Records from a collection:
** start **

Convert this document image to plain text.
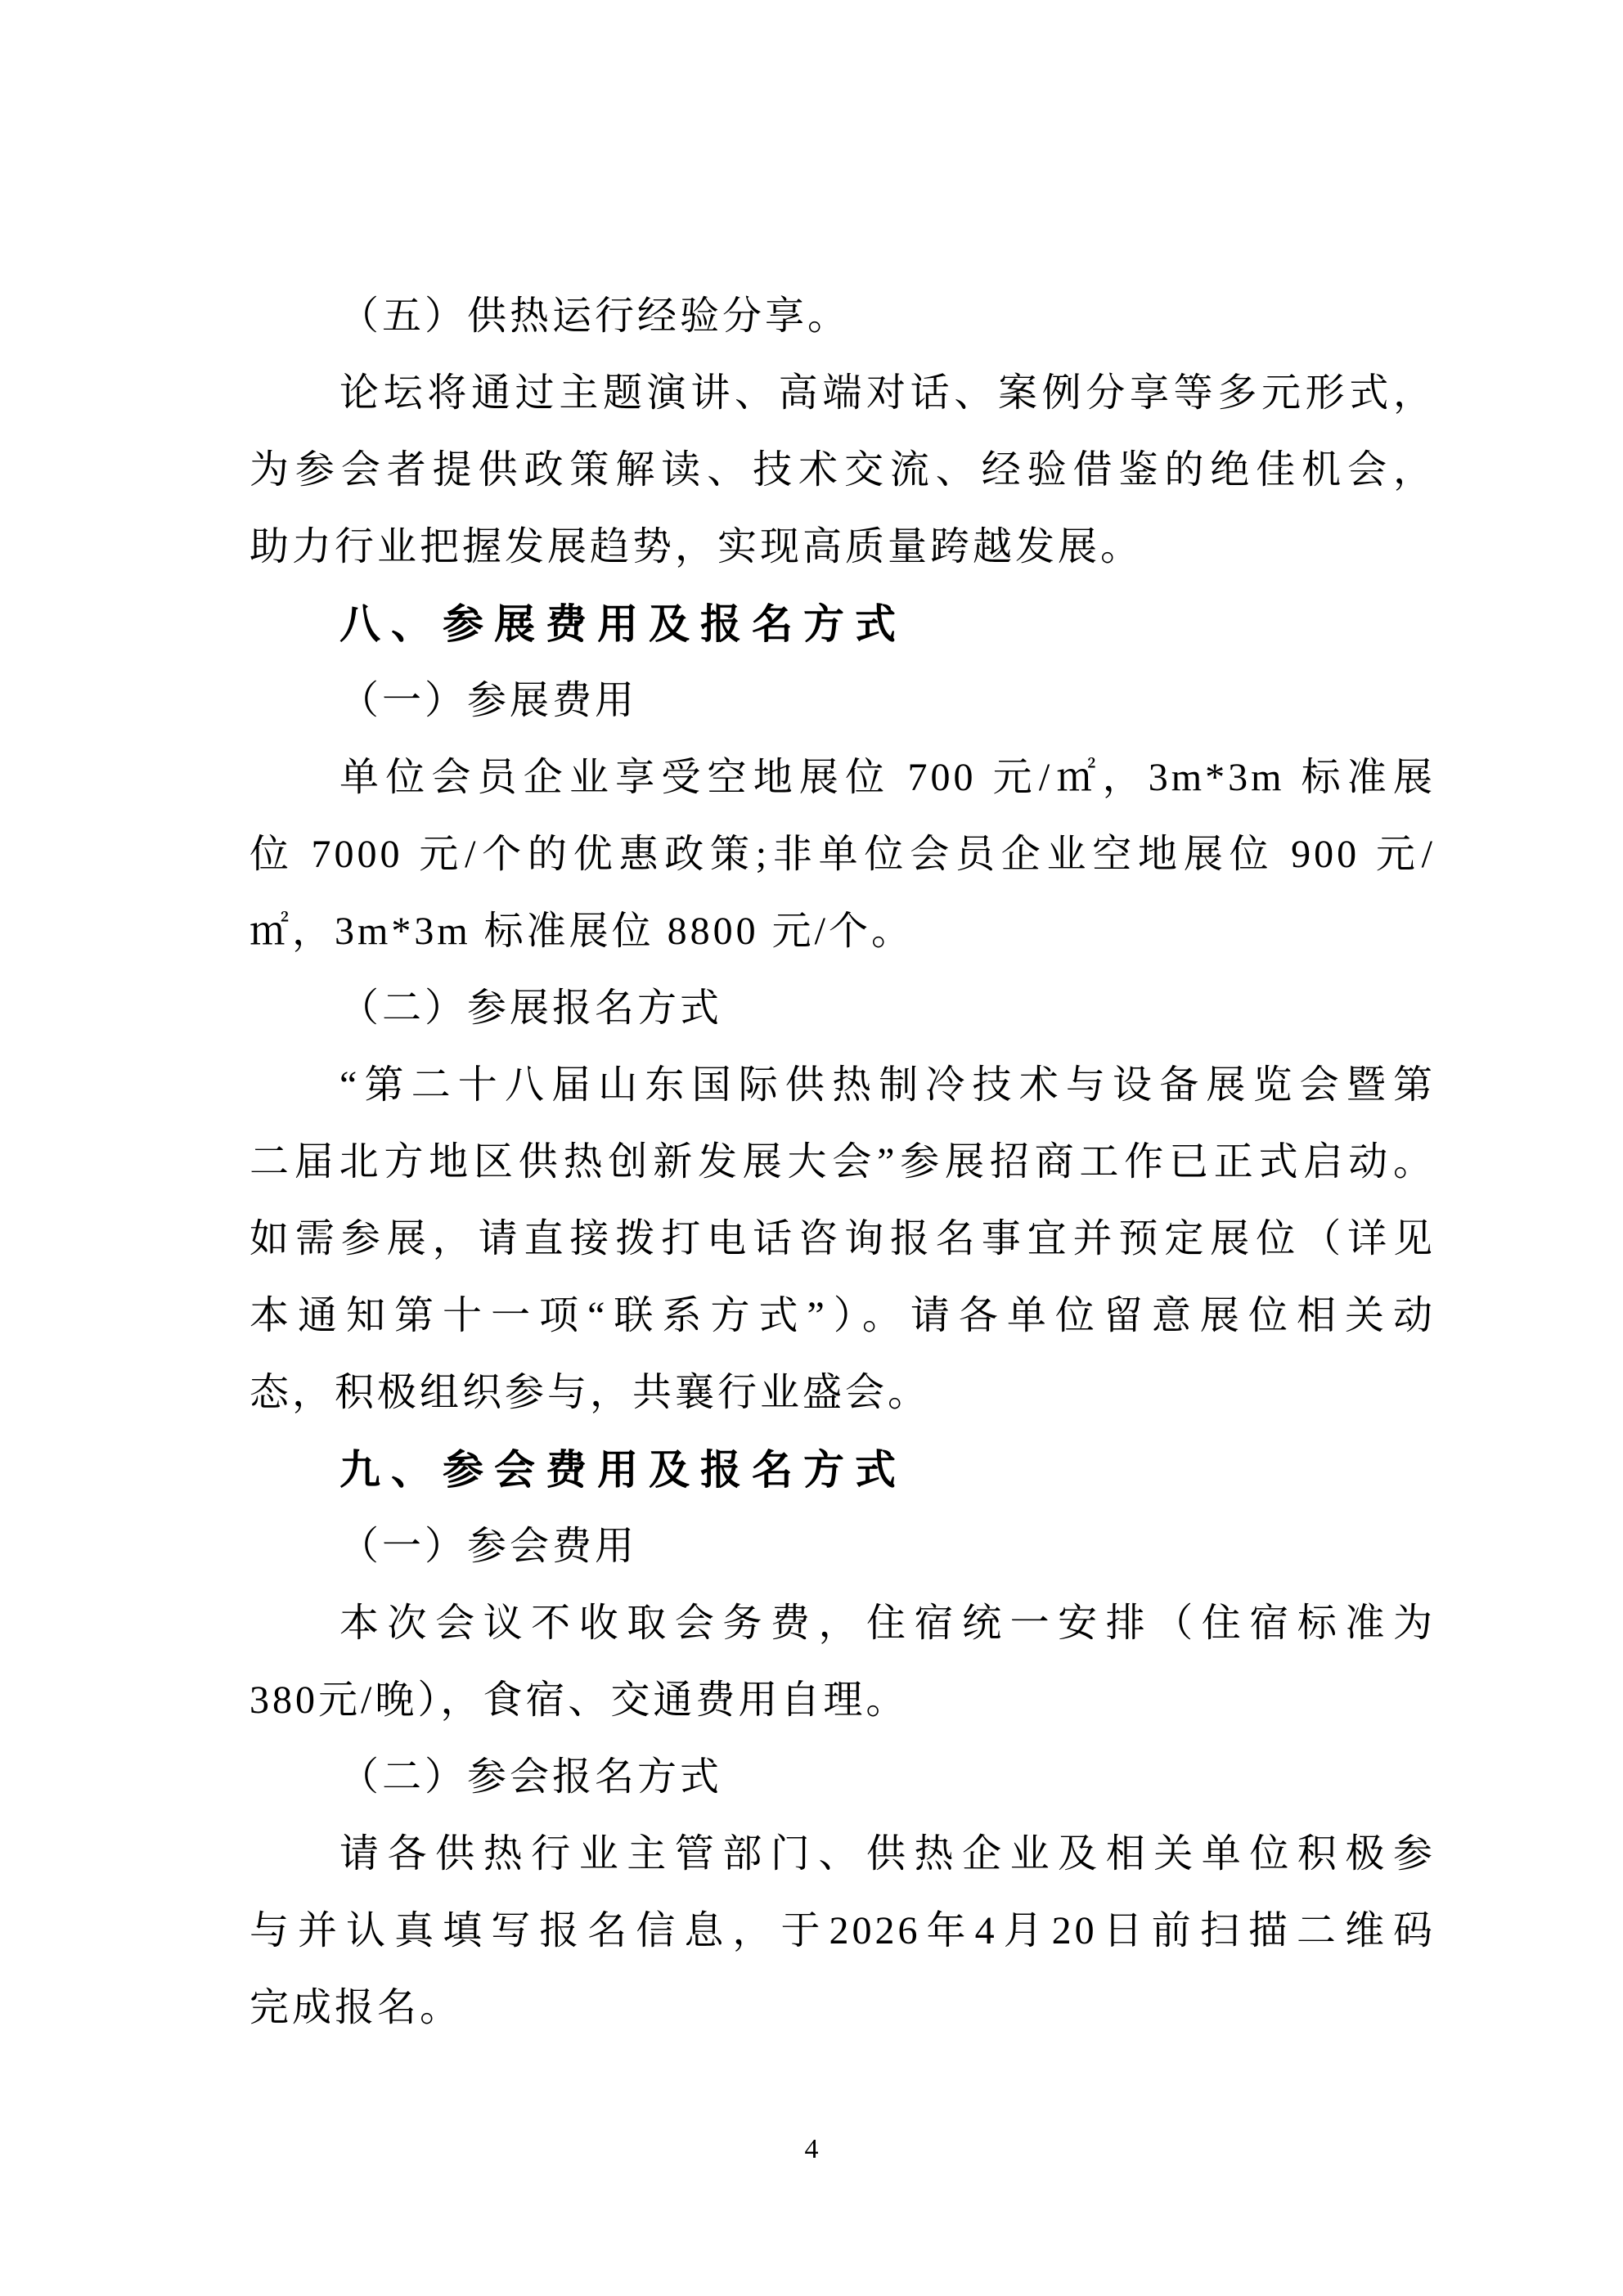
（五）供热运行经验分享。
论坛将通过主题演讲、高端对话、案例分享等多元形式，
为参会者提供政策解读、技术交流、经验借鉴的绝佳机会，
助力行业把握发展趋势，实现高质量跨越发展。
八、参展费用及报名方式
（一）参展费用
单位会员企业享受空地展位 700 元/㎡，3m*3m 标准展
位 7000 元/个的优惠政策;非单位会员企业空地展位 900 元/
㎡，3m*3m 标准展位 8800 元/个。
（二）参展报名方式
“第二十八届山东国际供热制冷技术与设备展览会暨第
二届北方地区供热创新发展大会”参展招商工作已正式启动。
如需参展，请直接拨打电话咨询报名事宜并预定展位（详见
本通知第十一项“联系方式”）。请各单位留意展位相关动
态，积极组织参与，共襄行业盛会。
九、参会费用及报名方式
（一）参会费用
本次会议不收取会务费，住宿统一安排（住宿标准为
380元/晚），食宿、交通费用自理。
（二）参会报名方式
请各供热行业主管部门、供热企业及相关单位积极参
与并认真填写报名信息，于2026年4月20日前扫描二维码
完成报名。
4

** end **

Direction: Copy all the data exactly as written, but skip any picture.

Output of the task:
Convert this document image to plain text.
（五）供热运行经验分享。
论坛将通过主题演讲、高端对话、案例分享等多元形式，
为参会者提供政策解读、技术交流、经验借鉴的绝佳机会，
助力行业把握发展趋势，实现高质量跨越发展。
八、参展费用及报名方式
（一）参展费用
单位会员企业享受空地展位 700 元/㎡，3m*3m 标准展
位 7000 元/个的优惠政策;非单位会员企业空地展位 900 元/
㎡，3m*3m 标准展位 8800 元/个。
（二）参展报名方式
“第二十八届山东国际供热制冷技术与设备展览会暨第
二届北方地区供热创新发展大会”参展招商工作已正式启动。
如需参展，请直接拨打电话咨询报名事宜并预定展位（详见
本通知第十一项“联系方式”）。请各单位留意展位相关动
态，积极组织参与，共襄行业盛会。
九、参会费用及报名方式
（一）参会费用
本次会议不收取会务费，住宿统一安排（住宿标准为
380元/晚），食宿、交通费用自理。
（二）参会报名方式
请各供热行业主管部门、供热企业及相关单位积极参
与并认真填写报名信息，于2026年4月20日前扫描二维码
完成报名。
4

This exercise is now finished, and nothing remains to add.